## The exercise
All records below must be retyped exactly.
--- START OF Data for the task ---
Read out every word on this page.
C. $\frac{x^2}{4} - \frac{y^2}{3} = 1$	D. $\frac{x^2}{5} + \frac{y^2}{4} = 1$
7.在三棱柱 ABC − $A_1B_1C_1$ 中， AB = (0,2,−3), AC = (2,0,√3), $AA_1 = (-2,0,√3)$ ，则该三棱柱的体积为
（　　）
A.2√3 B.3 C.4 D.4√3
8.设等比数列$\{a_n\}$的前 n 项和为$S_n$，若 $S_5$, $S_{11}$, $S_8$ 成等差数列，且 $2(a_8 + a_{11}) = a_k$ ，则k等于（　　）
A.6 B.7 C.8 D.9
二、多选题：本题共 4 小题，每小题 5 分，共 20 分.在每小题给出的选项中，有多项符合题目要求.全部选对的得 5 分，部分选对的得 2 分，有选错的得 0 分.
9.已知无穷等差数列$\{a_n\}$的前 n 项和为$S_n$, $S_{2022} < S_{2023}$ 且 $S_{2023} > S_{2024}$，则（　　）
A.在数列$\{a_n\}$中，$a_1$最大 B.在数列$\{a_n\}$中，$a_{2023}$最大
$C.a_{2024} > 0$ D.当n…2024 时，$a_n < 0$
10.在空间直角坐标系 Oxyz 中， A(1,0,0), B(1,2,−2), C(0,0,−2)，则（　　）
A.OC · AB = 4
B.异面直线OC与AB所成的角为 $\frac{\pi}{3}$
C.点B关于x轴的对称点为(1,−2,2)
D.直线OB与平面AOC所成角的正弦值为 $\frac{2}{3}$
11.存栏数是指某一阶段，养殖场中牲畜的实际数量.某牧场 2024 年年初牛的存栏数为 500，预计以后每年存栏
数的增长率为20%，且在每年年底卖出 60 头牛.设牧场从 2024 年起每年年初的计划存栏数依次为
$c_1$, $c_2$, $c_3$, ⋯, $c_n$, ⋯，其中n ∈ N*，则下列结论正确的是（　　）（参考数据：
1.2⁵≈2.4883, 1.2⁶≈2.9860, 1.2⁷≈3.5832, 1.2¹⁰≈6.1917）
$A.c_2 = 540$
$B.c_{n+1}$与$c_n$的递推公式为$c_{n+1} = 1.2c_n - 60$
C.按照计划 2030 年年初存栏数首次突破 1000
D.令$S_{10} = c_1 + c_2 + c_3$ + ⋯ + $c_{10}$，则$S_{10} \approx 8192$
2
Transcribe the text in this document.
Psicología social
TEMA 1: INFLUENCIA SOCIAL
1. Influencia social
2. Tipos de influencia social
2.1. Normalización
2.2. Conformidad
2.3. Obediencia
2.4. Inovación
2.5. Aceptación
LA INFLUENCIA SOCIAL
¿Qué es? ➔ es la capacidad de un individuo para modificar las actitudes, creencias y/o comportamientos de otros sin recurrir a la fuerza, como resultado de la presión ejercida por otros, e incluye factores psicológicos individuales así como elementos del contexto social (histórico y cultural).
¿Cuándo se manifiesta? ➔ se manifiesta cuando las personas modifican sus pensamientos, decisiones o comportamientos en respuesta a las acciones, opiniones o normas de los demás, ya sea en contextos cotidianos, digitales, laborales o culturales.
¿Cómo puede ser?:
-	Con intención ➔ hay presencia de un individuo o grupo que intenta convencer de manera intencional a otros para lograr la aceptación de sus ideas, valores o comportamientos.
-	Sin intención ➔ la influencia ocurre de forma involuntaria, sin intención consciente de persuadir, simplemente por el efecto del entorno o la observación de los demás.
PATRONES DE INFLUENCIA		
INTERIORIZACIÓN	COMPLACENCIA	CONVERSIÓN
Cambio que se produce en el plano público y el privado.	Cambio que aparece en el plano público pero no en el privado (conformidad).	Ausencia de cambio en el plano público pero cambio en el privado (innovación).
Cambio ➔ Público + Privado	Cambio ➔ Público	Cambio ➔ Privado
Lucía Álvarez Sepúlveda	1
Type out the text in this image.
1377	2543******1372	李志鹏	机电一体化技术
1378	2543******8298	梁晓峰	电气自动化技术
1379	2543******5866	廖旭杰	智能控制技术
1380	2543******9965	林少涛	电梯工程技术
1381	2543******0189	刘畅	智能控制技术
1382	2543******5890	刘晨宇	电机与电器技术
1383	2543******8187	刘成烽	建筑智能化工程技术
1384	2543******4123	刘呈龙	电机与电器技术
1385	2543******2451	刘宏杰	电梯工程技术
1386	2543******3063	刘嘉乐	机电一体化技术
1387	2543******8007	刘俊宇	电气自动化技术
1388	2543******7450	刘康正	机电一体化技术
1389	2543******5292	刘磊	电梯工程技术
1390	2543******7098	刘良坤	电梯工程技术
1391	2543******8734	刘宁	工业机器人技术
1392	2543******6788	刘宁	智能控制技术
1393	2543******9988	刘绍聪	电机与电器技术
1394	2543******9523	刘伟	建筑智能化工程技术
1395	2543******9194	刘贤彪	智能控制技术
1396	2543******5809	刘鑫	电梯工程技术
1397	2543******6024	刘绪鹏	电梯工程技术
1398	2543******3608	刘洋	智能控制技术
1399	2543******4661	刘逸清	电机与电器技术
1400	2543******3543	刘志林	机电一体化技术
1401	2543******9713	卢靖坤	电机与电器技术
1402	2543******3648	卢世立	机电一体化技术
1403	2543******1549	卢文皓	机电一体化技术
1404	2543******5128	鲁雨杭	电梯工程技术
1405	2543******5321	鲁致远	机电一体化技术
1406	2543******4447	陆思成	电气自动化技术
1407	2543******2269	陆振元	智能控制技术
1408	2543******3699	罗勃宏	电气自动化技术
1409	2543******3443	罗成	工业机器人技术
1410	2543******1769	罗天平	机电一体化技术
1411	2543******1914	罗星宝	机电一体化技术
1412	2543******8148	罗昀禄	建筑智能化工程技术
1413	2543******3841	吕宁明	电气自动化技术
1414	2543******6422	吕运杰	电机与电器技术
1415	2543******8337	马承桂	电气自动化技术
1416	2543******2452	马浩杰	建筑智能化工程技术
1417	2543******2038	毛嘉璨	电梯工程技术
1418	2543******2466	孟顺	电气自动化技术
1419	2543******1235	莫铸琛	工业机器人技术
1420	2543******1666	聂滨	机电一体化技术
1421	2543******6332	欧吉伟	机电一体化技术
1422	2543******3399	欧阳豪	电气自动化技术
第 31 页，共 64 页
--- END OF Data for the task ---
## Solution to the exercise
Read out every word on this page.
C. $\frac{x^2}{4} - \frac{y^2}{3} = 1$	D. $\frac{x^2}{5} + \frac{y^2}{4} = 1$
7.在三棱柱 ABC − $A_1B_1C_1$ 中， AB = (0,2,−3), AC = (2,0,√3), $AA_1 = (-2,0,√3)$ ，则该三棱柱的体积为
（　　）
A.2√3 B.3 C.4 D.4√3
8.设等比数列$\{a_n\}$的前 n 项和为$S_n$，若 $S_5$, $S_{11}$, $S_8$ 成等差数列，且 $2(a_8 + a_{11}) = a_k$ ，则k等于（　　）
A.6 B.7 C.8 D.9
二、多选题：本题共 4 小题，每小题 5 分，共 20 分.在每小题给出的选项中，有多项符合题目要求.全部选对的得 5 分，部分选对的得 2 分，有选错的得 0 分.
9.已知无穷等差数列$\{a_n\}$的前 n 项和为$S_n$, $S_{2022} < S_{2023}$ 且 $S_{2023} > S_{2024}$，则（　　）
A.在数列$\{a_n\}$中，$a_1$最大 B.在数列$\{a_n\}$中，$a_{2023}$最大
$C.a_{2024} > 0$ D.当n…2024 时，$a_n < 0$
10.在空间直角坐标系 Oxyz 中， A(1,0,0), B(1,2,−2), C(0,0,−2)，则（　　）
A.OC · AB = 4
B.异面直线OC与AB所成的角为 $\frac{\pi}{3}$
C.点B关于x轴的对称点为(1,−2,2)
D.直线OB与平面AOC所成角的正弦值为 $\frac{2}{3}$
11.存栏数是指某一阶段，养殖场中牲畜的实际数量.某牧场 2024 年年初牛的存栏数为 500，预计以后每年存栏
数的增长率为20%，且在每年年底卖出 60 头牛.设牧场从 2024 年起每年年初的计划存栏数依次为
$c_1$, $c_2$, $c_3$, ⋯, $c_n$, ⋯，其中n ∈ N*，则下列结论正确的是（　　）（参考数据：
1.2⁵≈2.4883, 1.2⁶≈2.9860, 1.2⁷≈3.5832, 1.2¹⁰≈6.1917）
$A.c_2 = 540$
$B.c_{n+1}$与$c_n$的递推公式为$c_{n+1} = 1.2c_n - 60$
C.按照计划 2030 年年初存栏数首次突破 1000
D.令$S_{10} = c_1 + c_2 + c_3$ + ⋯ + $c_{10}$，则$S_{10} \approx 8192$
2
Transcribe the text in this document.
Psicología social
TEMA 1: INFLUENCIA SOCIAL
1. Influencia social
2. Tipos de influencia social
2.1. Normalización
2.2. Conformidad
2.3. Obediencia
2.4. Inovación
2.5. Aceptación
LA INFLUENCIA SOCIAL
¿Qué es? ➔ es la capacidad de un individuo para modificar las actitudes, creencias y/o comportamientos de otros sin recurrir a la fuerza, como resultado de la presión ejercida por otros, e incluye factores psicológicos individuales así como elementos del contexto social (histórico y cultural).
¿Cuándo se manifiesta? ➔ se manifiesta cuando las personas modifican sus pensamientos, decisiones o comportamientos en respuesta a las acciones, opiniones o normas de los demás, ya sea en contextos cotidianos, digitales, laborales o culturales.
¿Cómo puede ser?:
-	Con intención ➔ hay presencia de un individuo o grupo que intenta convencer de manera intencional a otros para lograr la aceptación de sus ideas, valores o comportamientos.
-	Sin intención ➔ la influencia ocurre de forma involuntaria, sin intención consciente de persuadir, simplemente por el efecto del entorno o la observación de los demás.
PATRONES DE INFLUENCIA		
INTERIORIZACIÓN	COMPLACENCIA	CONVERSIÓN
Cambio que se produce en el plano público y el privado.	Cambio que aparece en el plano público pero no en el privado (conformidad).	Ausencia de cambio en el plano público pero cambio en el privado (innovación).
Cambio ➔ Público + Privado	Cambio ➔ Público	Cambio ➔ Privado
Lucía Álvarez Sepúlveda	1
Type out the text in this image.
1377	2543******1372	李志鹏	机电一体化技术
1378	2543******8298	梁晓峰	电气自动化技术
1379	2543******5866	廖旭杰	智能控制技术
1380	2543******9965	林少涛	电梯工程技术
1381	2543******0189	刘畅	智能控制技术
1382	2543******5890	刘晨宇	电机与电器技术
1383	2543******8187	刘成烽	建筑智能化工程技术
1384	2543******4123	刘呈龙	电机与电器技术
1385	2543******2451	刘宏杰	电梯工程技术
1386	2543******3063	刘嘉乐	机电一体化技术
1387	2543******8007	刘俊宇	电气自动化技术
1388	2543******7450	刘康正	机电一体化技术
1389	2543******5292	刘磊	电梯工程技术
1390	2543******7098	刘良坤	电梯工程技术
1391	2543******8734	刘宁	工业机器人技术
1392	2543******6788	刘宁	智能控制技术
1393	2543******9988	刘绍聪	电机与电器技术
1394	2543******9523	刘伟	建筑智能化工程技术
1395	2543******9194	刘贤彪	智能控制技术
1396	2543******5809	刘鑫	电梯工程技术
1397	2543******6024	刘绪鹏	电梯工程技术
1398	2543******3608	刘洋	智能控制技术
1399	2543******4661	刘逸清	电机与电器技术
1400	2543******3543	刘志林	机电一体化技术
1401	2543******9713	卢靖坤	电机与电器技术
1402	2543******3648	卢世立	机电一体化技术
1403	2543******1549	卢文皓	机电一体化技术
1404	2543******5128	鲁雨杭	电梯工程技术
1405	2543******5321	鲁致远	机电一体化技术
1406	2543******4447	陆思成	电气自动化技术
1407	2543******2269	陆振元	智能控制技术
1408	2543******3699	罗勃宏	电气自动化技术
1409	2543******3443	罗成	工业机器人技术
1410	2543******1769	罗天平	机电一体化技术
1411	2543******1914	罗星宝	机电一体化技术
1412	2543******8148	罗昀禄	建筑智能化工程技术
1413	2543******3841	吕宁明	电气自动化技术
1414	2543******6422	吕运杰	电机与电器技术
1415	2543******8337	马承桂	电气自动化技术
1416	2543******2452	马浩杰	建筑智能化工程技术
1417	2543******2038	毛嘉璨	电梯工程技术
1418	2543******2466	孟顺	电气自动化技术
1419	2543******1235	莫铸琛	工业机器人技术
1420	2543******1666	聂滨	机电一体化技术
1421	2543******6332	欧吉伟	机电一体化技术
1422	2543******3399	欧阳豪	电气自动化技术
第 31 页，共 64 页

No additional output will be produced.